— Start of DOCUMENT PASSAGE —

Adapted from Wikipedia

1. M-1 Carbine

The M1 Carbine (formally the United States Carbine, Caliber .30, M1) is a lightweight semi-automatic carbine that became a standard firearm in the U.S. military during World War II and the Korean War, and was produced in several variants. It was widely used by U.S. and foreign military and paramilitary forces, and has also been a popular civilian firearm.  A pistol variant is also available from Iver Johnson Arms. 

The M1 carbine is still in use today by many civilian shooters and police around the world. The .30 Carbine cartridge is used for a number of types of hunting, including white-tailed deer, but is definitely underpowered for larger North American game such as elk, moose, and bear. Some U.S. states prohibit use of the cartridge for hunting deer and larger animals due to a lessened chance of killing an animal in a single shot, even with expanding bullets. The carbine is prohibited for hunting in several states such as Pennsylvania because of the semi-automatic function, and Illinois which prohibits all non-muzzleloading rifles for big game hunting. The .30 carbine cartridge and the M1 carbine are suitable for the same game targeted with the .32-20 Winchester and .32 Winchester Self-Loading cartridges and the hunting arms made in those calibers.

WHATZ NOTES: This used to be an inexpensive option as a short-ranged defensive carbine but in recent years they have shot up in value.  Not only that, but finding reasonably-priced ammo these days can be difficult.  If you do choose to go this route, take a look at the Civilian Marksmanship Program which sells military surplus versions for below market value (although you must qualify under a number of their conditions).  As far as usefulness in a defensive situation the .30 carbine cartridge can be thought of as roughly comparable to a .357 magnum.

2. Galil (and Golani variants)

Adapted from Wikipedia

The Galil (pronounced /gæ?li??l/) is a family of Israeli small arms designed by Yisrael Galili and Yaacov Lior in the late 1960s and produced by Israel Military Industries Ltd (now Israel Weapon Industries Ltd) of Ramat HaSharon. The weapon system consists of a 5.56 mm line chambered for the intermediate 5.56x45mm NATO caliber with either the M193 or SS109 ball cartridge and several 7.62 mm models designed for use with the 7.62x51mm NATO rifle round.

— End of DOCUMENT PASSAGE —

__GIVEN EXERCISE 1__
Answer these questions from the firearms text:
(a) Which company makes a pistol variant of the M1 Carbine?
(b) What does Illinois prohibit for big game hunting?
(c) Who designed the Galil?
__GIVEN EXERCISE 2__
Update the firearms text by rewriting it starting with "The M1 carbine is" and going on through "in those calibers.", with "Ohio" in place of "Pennsylvania".

— Start of DATA PROVIDED —

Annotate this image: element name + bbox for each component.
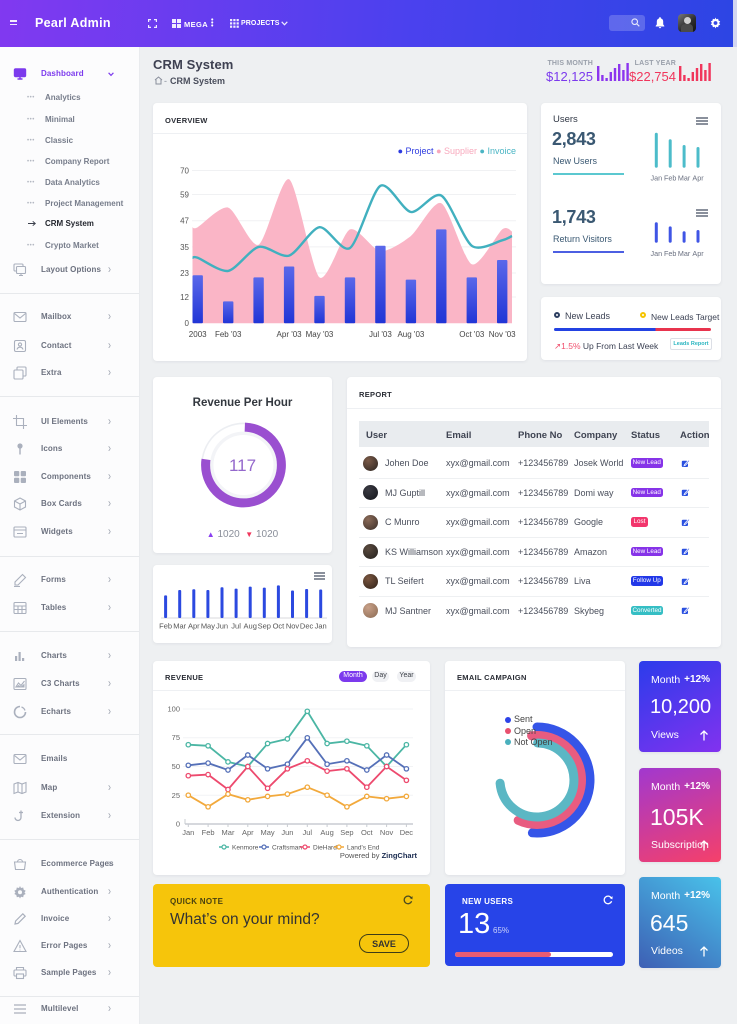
svg-text:May: May (261, 828, 275, 837)
svg-text:Apr '03: Apr '03 (277, 330, 303, 339)
svg-text:59: 59 (180, 191, 189, 200)
svg-text:Sep: Sep (340, 828, 353, 837)
svg-text:Dec: Dec (300, 622, 314, 631)
svg-text:47: 47 (180, 217, 189, 226)
svg-text:Apr: Apr (188, 622, 200, 631)
svg-text:Jul '03: Jul '03 (369, 330, 392, 339)
svg-text:Aug: Aug (320, 828, 333, 837)
svg-text:Feb '03: Feb '03 (215, 330, 242, 339)
svg-text:Apr: Apr (692, 174, 704, 183)
svg-text:Mar: Mar (678, 174, 691, 183)
svg-text:Aug '03: Aug '03 (397, 330, 424, 339)
svg-text:Oct '03: Oct '03 (459, 330, 485, 339)
svg-text:Jun: Jun (281, 828, 293, 837)
svg-text:Nov: Nov (380, 828, 394, 837)
svg-text:Mar: Mar (222, 828, 235, 837)
svg-text:12: 12 (180, 293, 189, 302)
svg-text:Nov '03: Nov '03 (489, 330, 516, 339)
svg-text:Dec: Dec (400, 828, 414, 837)
svg-text:70: 70 (180, 167, 189, 176)
svg-text:2003: 2003 (189, 330, 207, 339)
svg-text:50: 50 (172, 762, 180, 771)
svg-text:Jan: Jan (315, 622, 327, 631)
svg-text:Jul: Jul (303, 828, 313, 837)
svg-text:Jul: Jul (231, 622, 241, 631)
svg-text:Craftsman: Craftsman (272, 845, 302, 852)
svg-text:Jan: Jan (651, 174, 663, 183)
svg-text:Aug: Aug (244, 622, 257, 631)
svg-text:Sep: Sep (258, 622, 271, 631)
svg-text:35: 35 (180, 243, 189, 252)
svg-text:Nov: Nov (286, 622, 300, 631)
svg-text:Land's End: Land's End (347, 845, 380, 852)
svg-text:0: 0 (176, 820, 180, 829)
svg-text:Apr: Apr (242, 828, 254, 837)
svg-text:Feb: Feb (664, 174, 676, 183)
svg-text:25: 25 (172, 791, 180, 800)
svg-text:Feb: Feb (664, 249, 676, 258)
svg-text:DieHard: DieHard (313, 845, 337, 852)
svg-text:100: 100 (167, 705, 180, 714)
svg-text:Kenmore: Kenmore (232, 845, 259, 852)
svg-text:Oct: Oct (361, 828, 374, 837)
svg-text:23: 23 (180, 269, 189, 278)
svg-text:Jun: Jun (216, 622, 228, 631)
svg-text:Feb: Feb (202, 828, 215, 837)
svg-text:Apr: Apr (692, 249, 704, 258)
svg-text:Jan: Jan (651, 249, 663, 258)
svg-text:May '03: May '03 (306, 330, 334, 339)
svg-text:Mar: Mar (173, 622, 186, 631)
svg-text:0: 0 (185, 319, 190, 328)
svg-text:Jan: Jan (182, 828, 194, 837)
svg-text:Mar: Mar (678, 249, 691, 258)
svg-text:May: May (201, 622, 215, 631)
svg-text:75: 75 (172, 733, 180, 742)
svg-text:Oct: Oct (273, 622, 286, 631)
svg-text:Feb: Feb (159, 622, 172, 631)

— End of DATA PROVIDED —

__EXERCISE ANSWER 1__
(a) Iver Johnson Arms
(b) All non-muzzleloading rifles
(c) Yisrael Galili and Yaacov Lior

__EXERCISE ANSWER 2__
The M1 carbine is still in use today by many civilian shooters and police around the world. The .30 Carbine cartridge is used for a number of types of hunting, including white-tailed deer, but is definitely underpowered for larger North American game such as elk, moose, and bear. Some U.S. states prohibit use of the cartridge for hunting deer and larger animals due to a lessened chance of killing an animal in a single shot, even with expanding bullets. The carbine is prohibited for hunting in several states such as Ohio because of the semi-automatic function, and Illinois which prohibits all non-muzzleloading rifles for big game hunting. The .30 carbine cartridge and the M1 carbine are suitable for the same game targeted with the .32-20 Winchester and .32 Winchester Self-Loading cartridges and the hunting arms made in those calibers.